(Extracted data entries)

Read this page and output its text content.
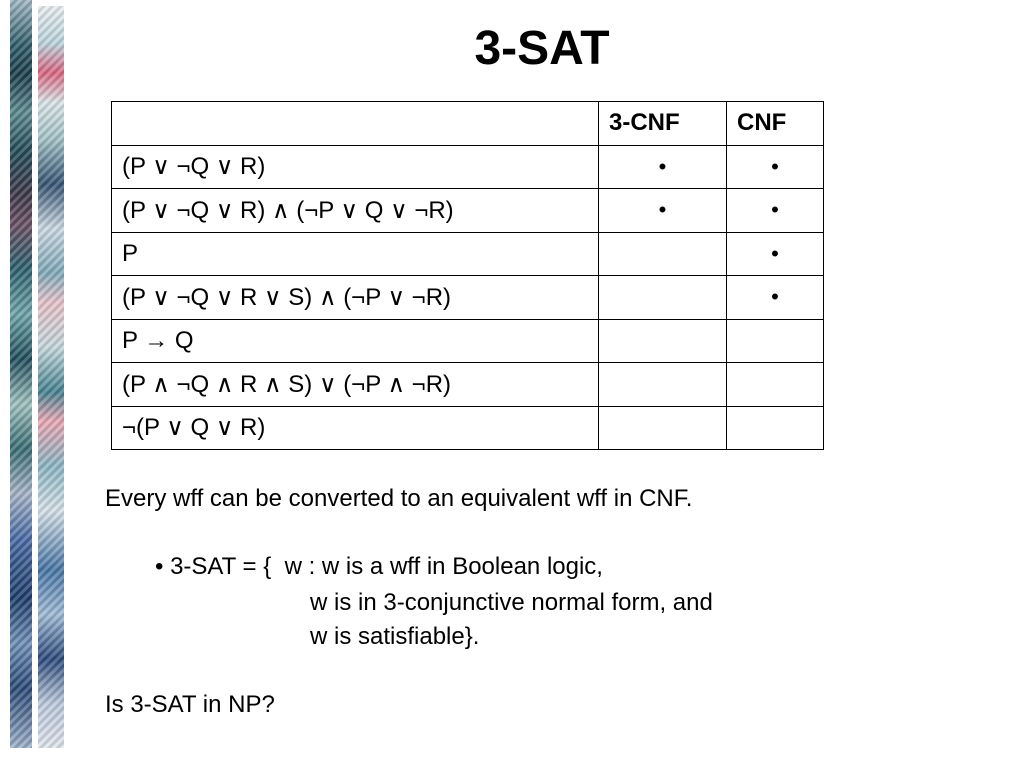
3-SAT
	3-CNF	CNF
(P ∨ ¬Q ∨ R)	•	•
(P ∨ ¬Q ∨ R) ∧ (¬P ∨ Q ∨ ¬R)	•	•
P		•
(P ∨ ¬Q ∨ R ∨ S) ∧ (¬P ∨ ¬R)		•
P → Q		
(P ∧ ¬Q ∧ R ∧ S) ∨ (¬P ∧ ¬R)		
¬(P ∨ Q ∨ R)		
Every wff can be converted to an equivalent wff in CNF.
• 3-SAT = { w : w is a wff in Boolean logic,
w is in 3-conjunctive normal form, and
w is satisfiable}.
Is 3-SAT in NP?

--

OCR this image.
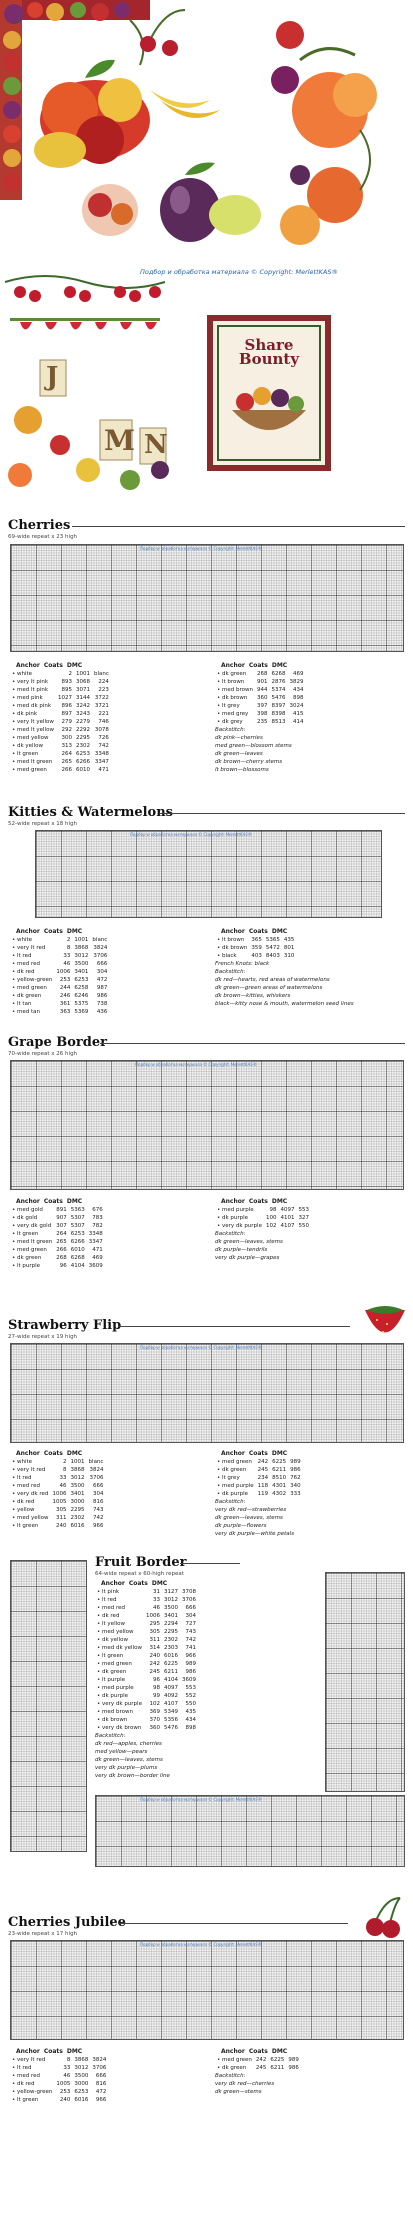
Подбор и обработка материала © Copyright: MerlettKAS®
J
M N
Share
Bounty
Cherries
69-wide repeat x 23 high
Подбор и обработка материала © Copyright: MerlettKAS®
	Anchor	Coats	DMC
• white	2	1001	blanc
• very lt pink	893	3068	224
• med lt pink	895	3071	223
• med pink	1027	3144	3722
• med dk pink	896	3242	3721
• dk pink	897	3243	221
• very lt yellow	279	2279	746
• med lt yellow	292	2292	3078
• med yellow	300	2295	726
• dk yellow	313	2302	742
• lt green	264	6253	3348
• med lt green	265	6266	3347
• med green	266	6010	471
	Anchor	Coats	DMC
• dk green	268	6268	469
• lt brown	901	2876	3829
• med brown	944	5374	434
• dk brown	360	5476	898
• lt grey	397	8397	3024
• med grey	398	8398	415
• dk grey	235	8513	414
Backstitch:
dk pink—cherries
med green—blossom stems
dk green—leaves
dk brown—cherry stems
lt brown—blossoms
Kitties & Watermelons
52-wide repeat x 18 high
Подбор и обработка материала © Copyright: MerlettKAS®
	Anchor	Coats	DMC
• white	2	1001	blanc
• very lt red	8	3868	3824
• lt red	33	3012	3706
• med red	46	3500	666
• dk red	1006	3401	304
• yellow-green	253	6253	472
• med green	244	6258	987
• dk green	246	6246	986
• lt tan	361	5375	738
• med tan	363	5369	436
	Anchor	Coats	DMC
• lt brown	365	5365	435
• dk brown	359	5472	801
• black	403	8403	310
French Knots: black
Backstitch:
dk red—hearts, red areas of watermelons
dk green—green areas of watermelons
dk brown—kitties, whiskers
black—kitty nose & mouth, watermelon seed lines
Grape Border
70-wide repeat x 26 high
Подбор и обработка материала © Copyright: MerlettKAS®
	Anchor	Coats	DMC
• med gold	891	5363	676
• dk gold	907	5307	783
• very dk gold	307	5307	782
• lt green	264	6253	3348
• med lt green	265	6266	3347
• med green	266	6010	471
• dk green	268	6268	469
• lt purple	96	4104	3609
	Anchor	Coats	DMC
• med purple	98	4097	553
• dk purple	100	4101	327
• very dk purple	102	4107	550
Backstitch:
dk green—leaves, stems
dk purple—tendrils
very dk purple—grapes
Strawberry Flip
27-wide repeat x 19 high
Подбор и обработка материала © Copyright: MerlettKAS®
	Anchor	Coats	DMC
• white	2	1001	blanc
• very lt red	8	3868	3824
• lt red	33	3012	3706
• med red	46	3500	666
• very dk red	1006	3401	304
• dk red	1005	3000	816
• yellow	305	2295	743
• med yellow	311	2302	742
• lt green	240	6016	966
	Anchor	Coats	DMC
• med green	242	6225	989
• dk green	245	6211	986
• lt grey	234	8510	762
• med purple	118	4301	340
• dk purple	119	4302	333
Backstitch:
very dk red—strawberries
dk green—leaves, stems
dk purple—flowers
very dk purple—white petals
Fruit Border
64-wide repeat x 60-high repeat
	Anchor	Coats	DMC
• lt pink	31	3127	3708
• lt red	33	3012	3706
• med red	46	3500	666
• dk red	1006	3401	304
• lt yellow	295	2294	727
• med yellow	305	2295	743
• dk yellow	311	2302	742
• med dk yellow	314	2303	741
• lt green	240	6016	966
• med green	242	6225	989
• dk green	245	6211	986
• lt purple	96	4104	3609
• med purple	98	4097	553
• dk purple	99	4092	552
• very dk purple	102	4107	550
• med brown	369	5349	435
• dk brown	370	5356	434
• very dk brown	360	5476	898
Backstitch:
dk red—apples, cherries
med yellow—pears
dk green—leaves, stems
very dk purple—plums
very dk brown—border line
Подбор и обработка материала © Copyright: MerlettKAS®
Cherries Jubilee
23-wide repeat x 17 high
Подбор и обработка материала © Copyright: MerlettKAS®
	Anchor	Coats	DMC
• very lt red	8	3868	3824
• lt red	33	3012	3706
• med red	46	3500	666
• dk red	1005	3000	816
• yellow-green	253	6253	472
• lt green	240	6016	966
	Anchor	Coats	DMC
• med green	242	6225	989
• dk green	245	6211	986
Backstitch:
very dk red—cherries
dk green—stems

...

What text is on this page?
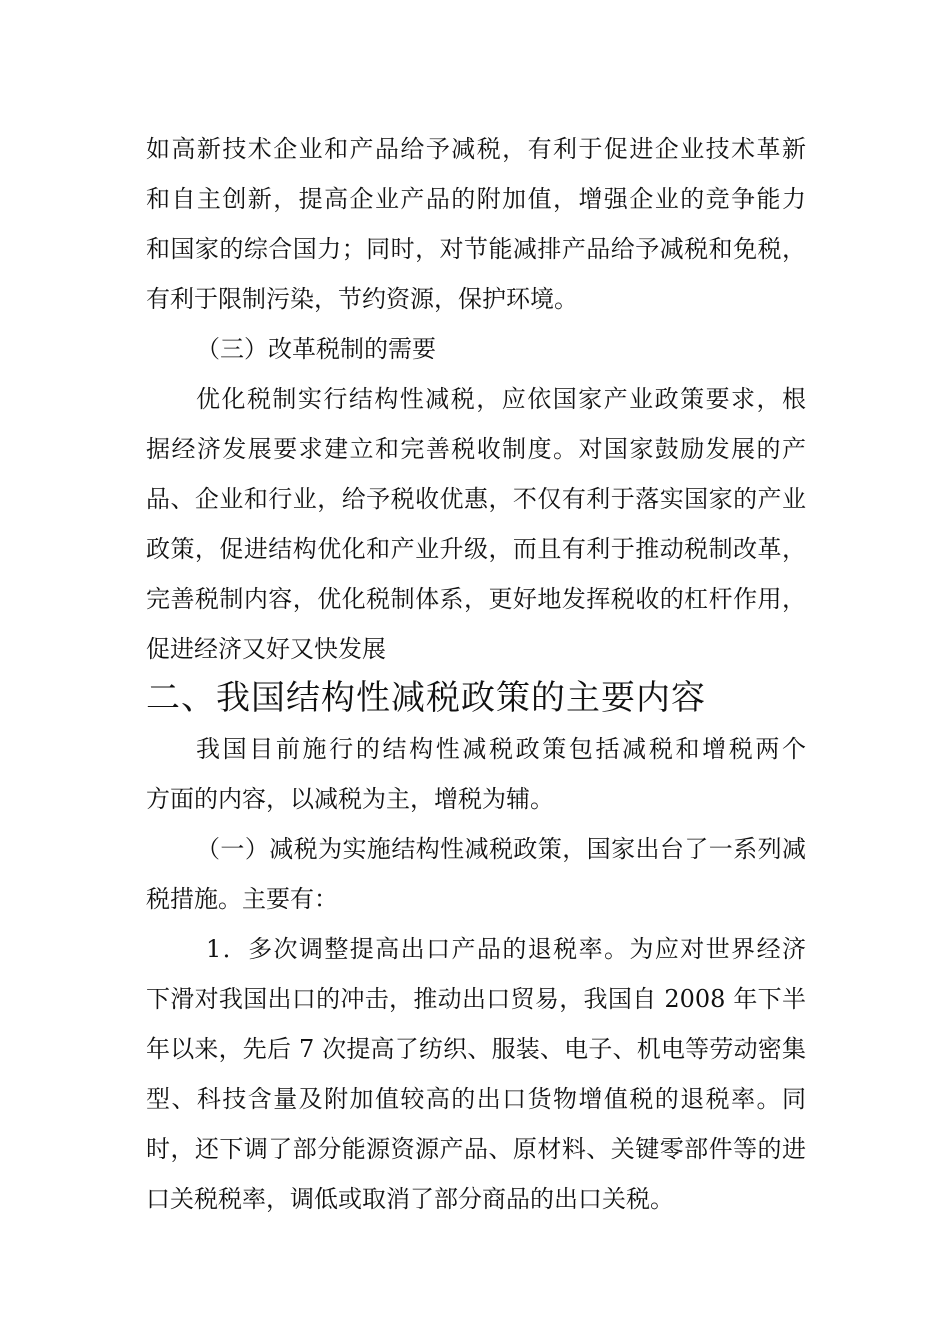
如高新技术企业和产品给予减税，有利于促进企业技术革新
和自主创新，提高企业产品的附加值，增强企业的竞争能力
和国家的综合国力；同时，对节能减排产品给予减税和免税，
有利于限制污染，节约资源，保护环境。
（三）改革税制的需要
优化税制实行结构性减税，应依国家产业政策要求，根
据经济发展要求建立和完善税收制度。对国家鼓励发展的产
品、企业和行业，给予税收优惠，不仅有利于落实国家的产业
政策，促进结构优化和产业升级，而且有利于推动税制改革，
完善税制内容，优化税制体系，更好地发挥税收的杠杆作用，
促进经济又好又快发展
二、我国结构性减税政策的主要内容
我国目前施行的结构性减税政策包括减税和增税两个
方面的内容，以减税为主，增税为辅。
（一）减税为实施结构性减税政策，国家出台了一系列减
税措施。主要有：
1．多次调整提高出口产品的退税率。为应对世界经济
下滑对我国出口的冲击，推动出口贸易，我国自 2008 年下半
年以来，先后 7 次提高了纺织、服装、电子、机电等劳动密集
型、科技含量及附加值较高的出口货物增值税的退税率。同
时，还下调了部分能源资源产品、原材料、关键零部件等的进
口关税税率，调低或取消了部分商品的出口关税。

• Goal:
Using the listing, collect all lines in which the string "high" is found.

• Response to the exercise:
69-wide repeat x 23 high
52-wide repeat x 18 high
70-wide repeat x 26 high
27-wide repeat x 19 high
64-wide repeat x 60-high repeat
23-wide repeat x 17 high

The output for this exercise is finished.